◆ **WHAT IS REQUIRED**
The listing beneath should be written out in full, exactly as shown.

Records from a data collection

■ ■ ■

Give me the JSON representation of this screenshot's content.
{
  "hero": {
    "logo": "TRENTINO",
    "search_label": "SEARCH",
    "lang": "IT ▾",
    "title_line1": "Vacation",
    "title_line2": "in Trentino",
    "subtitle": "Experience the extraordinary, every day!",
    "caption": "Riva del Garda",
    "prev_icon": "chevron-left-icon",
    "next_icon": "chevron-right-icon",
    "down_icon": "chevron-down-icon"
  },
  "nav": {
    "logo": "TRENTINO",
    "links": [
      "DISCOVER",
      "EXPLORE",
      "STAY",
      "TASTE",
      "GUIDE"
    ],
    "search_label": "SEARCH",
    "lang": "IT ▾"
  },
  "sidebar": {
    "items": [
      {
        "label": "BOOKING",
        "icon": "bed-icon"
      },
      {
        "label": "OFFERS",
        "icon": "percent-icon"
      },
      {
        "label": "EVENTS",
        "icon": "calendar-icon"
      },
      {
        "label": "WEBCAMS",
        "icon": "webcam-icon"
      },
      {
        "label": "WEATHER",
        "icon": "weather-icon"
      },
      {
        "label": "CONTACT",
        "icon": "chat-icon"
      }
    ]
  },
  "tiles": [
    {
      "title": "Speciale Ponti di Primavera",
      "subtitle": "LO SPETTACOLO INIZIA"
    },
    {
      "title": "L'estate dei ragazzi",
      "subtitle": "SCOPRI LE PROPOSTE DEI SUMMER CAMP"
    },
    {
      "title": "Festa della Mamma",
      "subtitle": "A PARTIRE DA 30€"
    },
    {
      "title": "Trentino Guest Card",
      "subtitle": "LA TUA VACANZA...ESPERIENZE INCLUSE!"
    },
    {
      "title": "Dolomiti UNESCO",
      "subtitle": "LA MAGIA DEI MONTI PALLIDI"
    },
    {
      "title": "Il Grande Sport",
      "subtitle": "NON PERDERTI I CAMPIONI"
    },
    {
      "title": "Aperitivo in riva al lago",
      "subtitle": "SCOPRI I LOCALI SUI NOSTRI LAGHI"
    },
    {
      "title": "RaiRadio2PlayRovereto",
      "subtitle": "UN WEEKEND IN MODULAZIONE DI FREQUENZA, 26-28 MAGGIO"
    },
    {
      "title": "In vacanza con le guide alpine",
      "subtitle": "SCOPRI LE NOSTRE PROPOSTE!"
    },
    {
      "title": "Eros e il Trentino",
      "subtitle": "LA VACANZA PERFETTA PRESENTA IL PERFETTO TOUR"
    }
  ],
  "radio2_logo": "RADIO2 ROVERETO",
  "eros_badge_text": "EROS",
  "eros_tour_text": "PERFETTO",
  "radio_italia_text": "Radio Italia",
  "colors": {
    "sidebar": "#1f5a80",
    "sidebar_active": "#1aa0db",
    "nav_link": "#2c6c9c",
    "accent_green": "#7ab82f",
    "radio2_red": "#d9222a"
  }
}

■ ■ ■

◆ **FINISHED TASK**
Give me the JSON representation of this screenshot's content.
{
  "hero": {
    "logo": "TRENTINO",
    "search_label": "SEARCH",
    "lang": "IT ▾",
    "title_line1": "Vacation",
    "title_line2": "in Trentino",
    "subtitle": "Experience the extraordinary, every day!",
    "caption": "Riva del Garda",
    "prev_icon": "chevron-left-icon",
    "next_icon": "chevron-right-icon",
    "down_icon": "chevron-down-icon"
  },
  "nav": {
    "logo": "TRENTINO",
    "links": [
      "DISCOVER",
      "EXPLORE",
      "STAY",
      "TASTE",
      "GUIDE"
    ],
    "search_label": "SEARCH",
    "lang": "IT ▾"
  },
  "sidebar": {
    "items": [
      {
        "label": "BOOKING",
        "icon": "bed-icon"
      },
      {
        "label": "OFFERS",
        "icon": "percent-icon"
      },
      {
        "label": "EVENTS",
        "icon": "calendar-icon"
      },
      {
        "label": "WEBCAMS",
        "icon": "webcam-icon"
      },
      {
        "label": "WEATHER",
        "icon": "weather-icon"
      },
      {
        "label": "CONTACT",
        "icon": "chat-icon"
      }
    ]
  },
  "tiles": [
    {
      "title": "Speciale Ponti di Primavera",
      "subtitle": "LO SPETTACOLO INIZIA"
    },
    {
      "title": "L'estate dei ragazzi",
      "subtitle": "SCOPRI LE PROPOSTE DEI SUMMER CAMP"
    },
    {
      "title": "Festa della Mamma",
      "subtitle": "A PARTIRE DA 30€"
    },
    {
      "title": "Trentino Guest Card",
      "subtitle": "LA TUA VACANZA...ESPERIENZE INCLUSE!"
    },
    {
      "title": "Dolomiti UNESCO",
      "subtitle": "LA MAGIA DEI MONTI PALLIDI"
    },
    {
      "title": "Il Grande Sport",
      "subtitle": "NON PERDERTI I CAMPIONI"
    },
    {
      "title": "Aperitivo in riva al lago",
      "subtitle": "SCOPRI I LOCALI SUI NOSTRI LAGHI"
    },
    {
      "title": "RaiRadio2PlayRovereto",
      "subtitle": "UN WEEKEND IN MODULAZIONE DI FREQUENZA, 26-28 MAGGIO"
    },
    {
      "title": "In vacanza con le guide alpine",
      "subtitle": "SCOPRI LE NOSTRE PROPOSTE!"
    },
    {
      "title": "Eros e il Trentino",
      "subtitle": "LA VACANZA PERFETTA PRESENTA IL PERFETTO TOUR"
    }
  ],
  "radio2_logo": "RADIO2 ROVERETO",
  "eros_badge_text": "EROS",
  "eros_tour_text": "PERFETTO",
  "radio_italia_text": "Radio Italia",
  "colors": {
    "sidebar": "#1f5a80",
    "sidebar_active": "#1aa0db",
    "nav_link": "#2c6c9c",
    "accent_green": "#7ab82f",
    "radio2_red": "#d9222a"
  }
}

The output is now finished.